-- STATED EXERCISE --
Your task is to copy every line of the entries that contains "Verden".

*****

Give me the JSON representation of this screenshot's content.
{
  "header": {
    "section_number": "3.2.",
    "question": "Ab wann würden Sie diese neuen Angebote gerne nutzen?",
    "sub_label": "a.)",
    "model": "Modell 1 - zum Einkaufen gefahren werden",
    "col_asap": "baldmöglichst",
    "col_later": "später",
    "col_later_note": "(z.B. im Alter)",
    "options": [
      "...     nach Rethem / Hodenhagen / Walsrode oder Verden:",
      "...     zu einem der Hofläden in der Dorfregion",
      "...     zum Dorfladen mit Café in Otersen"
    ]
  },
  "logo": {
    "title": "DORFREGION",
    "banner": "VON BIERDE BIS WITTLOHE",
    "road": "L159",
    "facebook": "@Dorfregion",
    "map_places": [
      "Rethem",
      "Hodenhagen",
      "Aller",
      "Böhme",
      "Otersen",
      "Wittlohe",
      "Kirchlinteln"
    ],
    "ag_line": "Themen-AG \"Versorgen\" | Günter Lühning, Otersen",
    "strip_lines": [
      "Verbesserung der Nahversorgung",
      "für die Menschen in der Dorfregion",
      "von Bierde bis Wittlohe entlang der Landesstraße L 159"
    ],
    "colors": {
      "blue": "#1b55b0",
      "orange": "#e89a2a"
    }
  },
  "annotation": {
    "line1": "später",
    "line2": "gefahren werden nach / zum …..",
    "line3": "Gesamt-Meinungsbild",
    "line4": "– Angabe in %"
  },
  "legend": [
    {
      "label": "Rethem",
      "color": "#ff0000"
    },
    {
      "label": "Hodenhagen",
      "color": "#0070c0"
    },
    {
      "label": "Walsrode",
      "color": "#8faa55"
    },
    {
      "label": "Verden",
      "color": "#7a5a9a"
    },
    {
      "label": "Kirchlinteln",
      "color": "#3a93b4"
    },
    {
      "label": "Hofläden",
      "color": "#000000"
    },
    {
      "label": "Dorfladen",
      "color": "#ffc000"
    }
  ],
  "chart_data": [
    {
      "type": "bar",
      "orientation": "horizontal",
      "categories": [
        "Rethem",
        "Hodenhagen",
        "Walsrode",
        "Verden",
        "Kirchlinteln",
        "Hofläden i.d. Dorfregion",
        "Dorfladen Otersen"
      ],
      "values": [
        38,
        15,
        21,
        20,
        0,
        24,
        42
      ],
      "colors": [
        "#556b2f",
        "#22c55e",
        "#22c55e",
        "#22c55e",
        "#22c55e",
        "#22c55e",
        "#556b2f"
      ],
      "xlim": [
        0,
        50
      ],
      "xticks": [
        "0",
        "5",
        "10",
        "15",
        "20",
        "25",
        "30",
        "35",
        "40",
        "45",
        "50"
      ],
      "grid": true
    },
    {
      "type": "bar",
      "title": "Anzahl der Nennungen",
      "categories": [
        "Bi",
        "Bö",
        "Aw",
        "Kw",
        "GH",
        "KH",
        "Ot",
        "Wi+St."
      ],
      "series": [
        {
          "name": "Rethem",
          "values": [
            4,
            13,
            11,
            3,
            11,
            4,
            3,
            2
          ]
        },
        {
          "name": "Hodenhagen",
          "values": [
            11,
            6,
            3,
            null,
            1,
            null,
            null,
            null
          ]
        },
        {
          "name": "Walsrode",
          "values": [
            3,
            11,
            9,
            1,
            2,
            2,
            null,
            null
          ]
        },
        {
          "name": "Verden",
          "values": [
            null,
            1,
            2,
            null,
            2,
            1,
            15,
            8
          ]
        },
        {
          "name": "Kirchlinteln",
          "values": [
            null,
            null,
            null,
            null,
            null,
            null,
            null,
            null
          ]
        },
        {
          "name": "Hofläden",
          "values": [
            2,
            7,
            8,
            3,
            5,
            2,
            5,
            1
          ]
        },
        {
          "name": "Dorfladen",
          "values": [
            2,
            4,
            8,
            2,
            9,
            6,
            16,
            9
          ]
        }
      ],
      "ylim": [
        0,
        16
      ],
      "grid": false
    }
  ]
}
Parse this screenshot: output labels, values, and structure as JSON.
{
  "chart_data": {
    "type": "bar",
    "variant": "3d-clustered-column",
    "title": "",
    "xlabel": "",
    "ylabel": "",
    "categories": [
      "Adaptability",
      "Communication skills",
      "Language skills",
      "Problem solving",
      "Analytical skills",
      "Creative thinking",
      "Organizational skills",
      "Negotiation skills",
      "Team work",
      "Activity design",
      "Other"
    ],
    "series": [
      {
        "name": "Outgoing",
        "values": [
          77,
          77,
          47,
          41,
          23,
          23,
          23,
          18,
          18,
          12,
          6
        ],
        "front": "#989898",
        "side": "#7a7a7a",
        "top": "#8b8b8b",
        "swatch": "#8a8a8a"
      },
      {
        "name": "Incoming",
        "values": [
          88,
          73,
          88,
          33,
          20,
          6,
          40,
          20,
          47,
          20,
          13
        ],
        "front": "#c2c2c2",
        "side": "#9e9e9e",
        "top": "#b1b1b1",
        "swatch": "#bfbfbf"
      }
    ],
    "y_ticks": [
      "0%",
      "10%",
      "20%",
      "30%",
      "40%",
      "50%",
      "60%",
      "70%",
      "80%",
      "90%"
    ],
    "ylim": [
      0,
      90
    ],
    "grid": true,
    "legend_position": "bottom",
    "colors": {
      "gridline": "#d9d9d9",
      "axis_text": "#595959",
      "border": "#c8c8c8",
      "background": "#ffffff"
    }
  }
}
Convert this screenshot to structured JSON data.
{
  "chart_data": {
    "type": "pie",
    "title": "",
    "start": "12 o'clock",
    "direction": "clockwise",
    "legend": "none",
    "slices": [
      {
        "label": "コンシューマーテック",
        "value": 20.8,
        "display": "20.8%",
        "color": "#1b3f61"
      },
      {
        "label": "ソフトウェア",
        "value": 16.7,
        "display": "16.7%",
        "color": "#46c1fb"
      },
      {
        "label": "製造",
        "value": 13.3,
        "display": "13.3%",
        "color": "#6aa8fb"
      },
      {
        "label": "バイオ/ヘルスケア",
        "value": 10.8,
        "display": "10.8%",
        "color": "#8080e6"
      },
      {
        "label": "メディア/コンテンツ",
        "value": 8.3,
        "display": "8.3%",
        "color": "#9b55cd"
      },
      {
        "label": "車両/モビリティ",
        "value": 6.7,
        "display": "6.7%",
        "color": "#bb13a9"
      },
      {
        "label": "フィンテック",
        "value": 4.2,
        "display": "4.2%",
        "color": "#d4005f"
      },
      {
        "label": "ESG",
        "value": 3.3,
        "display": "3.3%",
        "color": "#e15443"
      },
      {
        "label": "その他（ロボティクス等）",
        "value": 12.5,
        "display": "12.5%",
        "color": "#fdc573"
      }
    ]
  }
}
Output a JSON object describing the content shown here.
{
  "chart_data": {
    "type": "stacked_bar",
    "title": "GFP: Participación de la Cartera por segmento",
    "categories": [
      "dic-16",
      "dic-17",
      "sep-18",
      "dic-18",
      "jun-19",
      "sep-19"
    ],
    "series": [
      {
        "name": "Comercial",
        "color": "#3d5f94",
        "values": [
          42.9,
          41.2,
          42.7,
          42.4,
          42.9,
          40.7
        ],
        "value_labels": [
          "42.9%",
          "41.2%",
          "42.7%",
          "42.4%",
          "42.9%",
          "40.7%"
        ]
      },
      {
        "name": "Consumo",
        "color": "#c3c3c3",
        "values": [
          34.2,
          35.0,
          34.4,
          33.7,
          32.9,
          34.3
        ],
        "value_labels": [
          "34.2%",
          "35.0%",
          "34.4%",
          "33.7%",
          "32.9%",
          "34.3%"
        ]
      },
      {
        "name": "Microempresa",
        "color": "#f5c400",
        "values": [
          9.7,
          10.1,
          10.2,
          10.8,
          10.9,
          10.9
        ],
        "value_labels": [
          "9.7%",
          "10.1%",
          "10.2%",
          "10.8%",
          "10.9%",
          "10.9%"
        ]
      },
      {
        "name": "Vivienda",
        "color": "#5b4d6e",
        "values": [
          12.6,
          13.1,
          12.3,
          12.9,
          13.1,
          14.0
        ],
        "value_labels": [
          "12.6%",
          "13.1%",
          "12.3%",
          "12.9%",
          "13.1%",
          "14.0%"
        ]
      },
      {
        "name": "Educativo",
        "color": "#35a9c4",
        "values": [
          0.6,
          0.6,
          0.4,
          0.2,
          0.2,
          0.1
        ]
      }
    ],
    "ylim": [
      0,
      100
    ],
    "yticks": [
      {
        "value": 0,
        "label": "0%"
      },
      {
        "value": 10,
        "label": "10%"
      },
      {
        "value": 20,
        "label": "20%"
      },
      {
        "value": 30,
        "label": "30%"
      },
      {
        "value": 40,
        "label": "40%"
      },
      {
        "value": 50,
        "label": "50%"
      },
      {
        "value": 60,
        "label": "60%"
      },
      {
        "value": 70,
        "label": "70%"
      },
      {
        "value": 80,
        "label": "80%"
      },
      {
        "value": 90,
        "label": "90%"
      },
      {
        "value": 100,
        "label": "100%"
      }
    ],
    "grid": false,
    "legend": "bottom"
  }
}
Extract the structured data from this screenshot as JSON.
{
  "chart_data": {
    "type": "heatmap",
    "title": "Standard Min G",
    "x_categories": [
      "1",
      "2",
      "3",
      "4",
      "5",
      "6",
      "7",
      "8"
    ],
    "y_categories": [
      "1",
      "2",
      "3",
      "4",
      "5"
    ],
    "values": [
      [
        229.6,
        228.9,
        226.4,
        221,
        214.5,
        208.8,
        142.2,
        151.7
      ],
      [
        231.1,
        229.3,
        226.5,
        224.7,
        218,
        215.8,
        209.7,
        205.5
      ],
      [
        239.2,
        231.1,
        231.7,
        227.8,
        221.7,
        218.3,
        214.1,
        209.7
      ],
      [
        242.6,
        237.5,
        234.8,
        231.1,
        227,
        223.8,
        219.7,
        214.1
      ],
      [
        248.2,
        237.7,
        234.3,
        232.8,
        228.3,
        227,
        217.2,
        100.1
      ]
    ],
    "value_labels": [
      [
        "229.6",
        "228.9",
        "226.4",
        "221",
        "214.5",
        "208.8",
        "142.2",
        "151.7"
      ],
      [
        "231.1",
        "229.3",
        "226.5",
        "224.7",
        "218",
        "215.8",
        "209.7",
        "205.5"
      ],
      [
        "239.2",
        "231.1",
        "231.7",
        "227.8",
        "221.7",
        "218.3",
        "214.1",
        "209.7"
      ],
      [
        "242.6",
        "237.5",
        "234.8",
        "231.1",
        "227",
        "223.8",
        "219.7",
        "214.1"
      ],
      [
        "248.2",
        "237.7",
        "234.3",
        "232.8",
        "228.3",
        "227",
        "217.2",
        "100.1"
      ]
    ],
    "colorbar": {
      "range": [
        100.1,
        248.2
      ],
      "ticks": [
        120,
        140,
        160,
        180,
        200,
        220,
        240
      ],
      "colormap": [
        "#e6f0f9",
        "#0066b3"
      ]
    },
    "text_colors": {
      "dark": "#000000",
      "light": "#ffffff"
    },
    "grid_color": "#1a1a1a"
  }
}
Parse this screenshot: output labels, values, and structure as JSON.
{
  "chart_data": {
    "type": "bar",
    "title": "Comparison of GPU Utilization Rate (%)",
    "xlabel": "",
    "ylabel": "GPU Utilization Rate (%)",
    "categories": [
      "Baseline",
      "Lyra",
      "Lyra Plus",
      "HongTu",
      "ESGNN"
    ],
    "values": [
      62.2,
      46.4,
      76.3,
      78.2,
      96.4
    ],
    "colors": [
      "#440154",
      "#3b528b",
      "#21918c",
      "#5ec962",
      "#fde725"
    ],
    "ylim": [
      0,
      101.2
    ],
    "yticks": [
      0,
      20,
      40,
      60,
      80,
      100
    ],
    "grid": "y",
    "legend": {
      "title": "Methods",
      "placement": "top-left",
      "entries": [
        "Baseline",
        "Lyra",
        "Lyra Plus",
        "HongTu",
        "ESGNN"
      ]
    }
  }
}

*****

-- RESULT BELOW --
      "...     nach Rethem / Hodenhagen / Walsrode oder Verden:",
      "label": "Verden",
        "Verden",
          "name": "Verden",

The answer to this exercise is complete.